» Task inputs
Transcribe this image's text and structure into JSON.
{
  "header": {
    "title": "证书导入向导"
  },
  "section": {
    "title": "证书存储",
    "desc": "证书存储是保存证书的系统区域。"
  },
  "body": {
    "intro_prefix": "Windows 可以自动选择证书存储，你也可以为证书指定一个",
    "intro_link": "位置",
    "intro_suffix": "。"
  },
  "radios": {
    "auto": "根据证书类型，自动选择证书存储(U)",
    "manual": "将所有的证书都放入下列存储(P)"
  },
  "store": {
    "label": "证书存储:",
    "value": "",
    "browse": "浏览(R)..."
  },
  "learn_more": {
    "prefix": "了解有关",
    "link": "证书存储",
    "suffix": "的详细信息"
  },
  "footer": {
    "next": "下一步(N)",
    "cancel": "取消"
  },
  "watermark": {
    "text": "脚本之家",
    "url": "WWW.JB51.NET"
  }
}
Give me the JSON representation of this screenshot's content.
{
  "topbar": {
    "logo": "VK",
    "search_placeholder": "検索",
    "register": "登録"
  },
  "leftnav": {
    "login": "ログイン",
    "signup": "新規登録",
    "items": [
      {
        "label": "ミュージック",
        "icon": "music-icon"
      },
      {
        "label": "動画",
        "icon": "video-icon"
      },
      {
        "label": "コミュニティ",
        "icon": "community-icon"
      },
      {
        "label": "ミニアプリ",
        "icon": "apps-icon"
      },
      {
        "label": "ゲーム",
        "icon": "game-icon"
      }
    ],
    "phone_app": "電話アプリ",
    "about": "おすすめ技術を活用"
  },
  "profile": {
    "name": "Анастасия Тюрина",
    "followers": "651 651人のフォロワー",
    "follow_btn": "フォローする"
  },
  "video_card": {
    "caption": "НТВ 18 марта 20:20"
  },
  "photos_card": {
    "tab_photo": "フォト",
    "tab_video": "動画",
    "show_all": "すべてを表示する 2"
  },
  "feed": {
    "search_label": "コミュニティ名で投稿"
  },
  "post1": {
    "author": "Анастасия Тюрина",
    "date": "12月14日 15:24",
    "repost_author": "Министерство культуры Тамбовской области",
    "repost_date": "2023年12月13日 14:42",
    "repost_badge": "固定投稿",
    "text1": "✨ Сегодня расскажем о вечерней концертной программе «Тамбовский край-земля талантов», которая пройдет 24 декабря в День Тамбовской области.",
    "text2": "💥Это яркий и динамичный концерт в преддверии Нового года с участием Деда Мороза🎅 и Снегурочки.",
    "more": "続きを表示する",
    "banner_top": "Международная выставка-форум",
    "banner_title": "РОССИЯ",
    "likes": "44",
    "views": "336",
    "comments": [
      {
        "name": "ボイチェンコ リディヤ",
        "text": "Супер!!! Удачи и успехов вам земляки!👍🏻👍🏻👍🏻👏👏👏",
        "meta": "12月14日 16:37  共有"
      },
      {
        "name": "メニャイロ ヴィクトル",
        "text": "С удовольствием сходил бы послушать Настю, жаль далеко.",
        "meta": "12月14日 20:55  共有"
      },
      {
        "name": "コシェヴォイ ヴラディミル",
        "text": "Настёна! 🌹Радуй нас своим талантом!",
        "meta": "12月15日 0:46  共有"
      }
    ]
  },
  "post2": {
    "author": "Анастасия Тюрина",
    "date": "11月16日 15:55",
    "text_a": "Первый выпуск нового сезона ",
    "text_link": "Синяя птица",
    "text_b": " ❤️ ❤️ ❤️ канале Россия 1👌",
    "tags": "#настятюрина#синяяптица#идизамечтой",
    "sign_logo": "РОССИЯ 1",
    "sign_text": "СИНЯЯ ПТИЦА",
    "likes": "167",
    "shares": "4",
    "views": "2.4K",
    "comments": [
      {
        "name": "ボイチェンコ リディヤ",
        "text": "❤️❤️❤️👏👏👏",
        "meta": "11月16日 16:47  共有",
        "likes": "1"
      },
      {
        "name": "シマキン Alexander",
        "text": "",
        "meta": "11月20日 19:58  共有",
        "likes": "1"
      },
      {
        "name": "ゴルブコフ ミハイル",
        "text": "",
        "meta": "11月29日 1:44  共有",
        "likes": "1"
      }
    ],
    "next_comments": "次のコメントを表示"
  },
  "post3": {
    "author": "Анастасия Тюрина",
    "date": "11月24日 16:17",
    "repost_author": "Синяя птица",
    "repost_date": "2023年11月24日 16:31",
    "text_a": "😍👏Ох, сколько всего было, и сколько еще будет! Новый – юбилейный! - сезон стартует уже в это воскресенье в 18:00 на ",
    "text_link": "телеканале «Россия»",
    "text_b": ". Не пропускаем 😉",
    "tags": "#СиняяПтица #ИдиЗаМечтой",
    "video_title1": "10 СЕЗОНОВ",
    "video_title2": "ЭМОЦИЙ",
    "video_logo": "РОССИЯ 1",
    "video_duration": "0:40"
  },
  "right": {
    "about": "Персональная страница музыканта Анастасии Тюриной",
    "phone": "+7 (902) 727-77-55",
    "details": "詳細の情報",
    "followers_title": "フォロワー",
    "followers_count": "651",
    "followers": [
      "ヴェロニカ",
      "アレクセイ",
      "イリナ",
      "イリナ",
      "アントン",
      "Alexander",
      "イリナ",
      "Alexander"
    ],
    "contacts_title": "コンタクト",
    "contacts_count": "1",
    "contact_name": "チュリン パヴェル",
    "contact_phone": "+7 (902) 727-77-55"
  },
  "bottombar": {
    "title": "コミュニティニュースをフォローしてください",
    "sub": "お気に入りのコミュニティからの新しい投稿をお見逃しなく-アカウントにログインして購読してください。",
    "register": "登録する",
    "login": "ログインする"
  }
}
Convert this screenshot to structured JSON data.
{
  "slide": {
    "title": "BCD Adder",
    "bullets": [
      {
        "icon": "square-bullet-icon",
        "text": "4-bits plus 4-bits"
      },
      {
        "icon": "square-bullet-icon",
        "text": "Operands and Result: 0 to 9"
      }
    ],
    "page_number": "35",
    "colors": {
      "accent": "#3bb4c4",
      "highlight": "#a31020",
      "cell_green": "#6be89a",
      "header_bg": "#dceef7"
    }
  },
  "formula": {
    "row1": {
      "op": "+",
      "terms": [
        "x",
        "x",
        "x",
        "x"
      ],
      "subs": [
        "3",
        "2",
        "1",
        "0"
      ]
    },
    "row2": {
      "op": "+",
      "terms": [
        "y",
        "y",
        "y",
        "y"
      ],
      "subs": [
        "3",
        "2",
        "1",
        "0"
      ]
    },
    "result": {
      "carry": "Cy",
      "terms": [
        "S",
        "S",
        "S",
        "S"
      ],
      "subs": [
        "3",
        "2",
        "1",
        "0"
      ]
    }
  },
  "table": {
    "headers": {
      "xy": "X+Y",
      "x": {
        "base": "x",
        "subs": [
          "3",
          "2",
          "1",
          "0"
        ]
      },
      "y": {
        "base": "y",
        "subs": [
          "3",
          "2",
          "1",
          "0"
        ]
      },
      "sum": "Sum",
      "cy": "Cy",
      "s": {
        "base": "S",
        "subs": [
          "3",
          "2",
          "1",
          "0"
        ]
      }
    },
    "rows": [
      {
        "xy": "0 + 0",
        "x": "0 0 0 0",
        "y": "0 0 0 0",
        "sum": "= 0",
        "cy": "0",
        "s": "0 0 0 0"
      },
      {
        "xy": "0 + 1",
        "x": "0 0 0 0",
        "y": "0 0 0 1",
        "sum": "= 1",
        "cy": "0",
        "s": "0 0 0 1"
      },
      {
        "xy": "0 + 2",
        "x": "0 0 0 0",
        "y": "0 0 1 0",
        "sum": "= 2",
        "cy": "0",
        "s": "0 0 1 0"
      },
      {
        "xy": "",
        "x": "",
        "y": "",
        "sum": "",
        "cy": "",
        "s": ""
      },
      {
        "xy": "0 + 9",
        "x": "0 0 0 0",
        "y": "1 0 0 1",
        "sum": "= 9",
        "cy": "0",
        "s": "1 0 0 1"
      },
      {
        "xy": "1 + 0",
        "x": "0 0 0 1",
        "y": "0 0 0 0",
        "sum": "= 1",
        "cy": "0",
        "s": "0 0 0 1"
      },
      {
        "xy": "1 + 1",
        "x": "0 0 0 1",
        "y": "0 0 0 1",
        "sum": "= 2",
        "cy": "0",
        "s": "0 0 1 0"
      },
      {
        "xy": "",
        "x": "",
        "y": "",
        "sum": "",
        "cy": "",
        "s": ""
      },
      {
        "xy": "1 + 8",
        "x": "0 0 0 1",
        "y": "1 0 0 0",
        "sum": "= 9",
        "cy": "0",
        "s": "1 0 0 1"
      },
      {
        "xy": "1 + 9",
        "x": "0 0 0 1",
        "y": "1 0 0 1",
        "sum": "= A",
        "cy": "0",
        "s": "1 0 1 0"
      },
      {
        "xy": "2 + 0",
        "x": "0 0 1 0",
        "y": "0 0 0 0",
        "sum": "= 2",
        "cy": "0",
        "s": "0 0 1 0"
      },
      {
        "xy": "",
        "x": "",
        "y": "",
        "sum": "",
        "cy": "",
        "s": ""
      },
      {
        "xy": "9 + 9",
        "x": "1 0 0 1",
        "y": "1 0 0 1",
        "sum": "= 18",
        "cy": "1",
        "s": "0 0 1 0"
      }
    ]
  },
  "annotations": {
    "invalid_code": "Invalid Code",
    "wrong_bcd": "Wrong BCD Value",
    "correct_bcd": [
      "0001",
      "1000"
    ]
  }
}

» Given instruction
Track down every line holding the string "this" and copy it.

» Response to the exercise
Transcribe this image's text and structure into JSON.
Give me the JSON representation of this screenshot's content.
Convert this screenshot to structured JSON data.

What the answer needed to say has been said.